▶ **WORK TO BE COMPLETED**
Give the number of lines in the data that hold the string "Administration". Nothing else is needed.
++++ SUPPLIED ENTRIES ++++
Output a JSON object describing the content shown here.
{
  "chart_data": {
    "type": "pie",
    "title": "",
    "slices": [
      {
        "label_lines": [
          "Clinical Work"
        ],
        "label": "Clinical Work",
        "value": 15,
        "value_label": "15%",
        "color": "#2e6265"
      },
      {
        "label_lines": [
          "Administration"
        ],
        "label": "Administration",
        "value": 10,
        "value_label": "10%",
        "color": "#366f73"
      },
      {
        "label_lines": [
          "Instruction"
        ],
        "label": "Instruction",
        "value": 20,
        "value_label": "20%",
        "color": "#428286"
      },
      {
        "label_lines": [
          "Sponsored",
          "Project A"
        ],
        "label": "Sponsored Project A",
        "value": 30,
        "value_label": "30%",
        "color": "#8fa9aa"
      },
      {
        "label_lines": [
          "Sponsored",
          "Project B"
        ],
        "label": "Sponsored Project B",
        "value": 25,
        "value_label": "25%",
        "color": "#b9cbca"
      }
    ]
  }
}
++++
▶ **WRITTEN SOLUTION**
2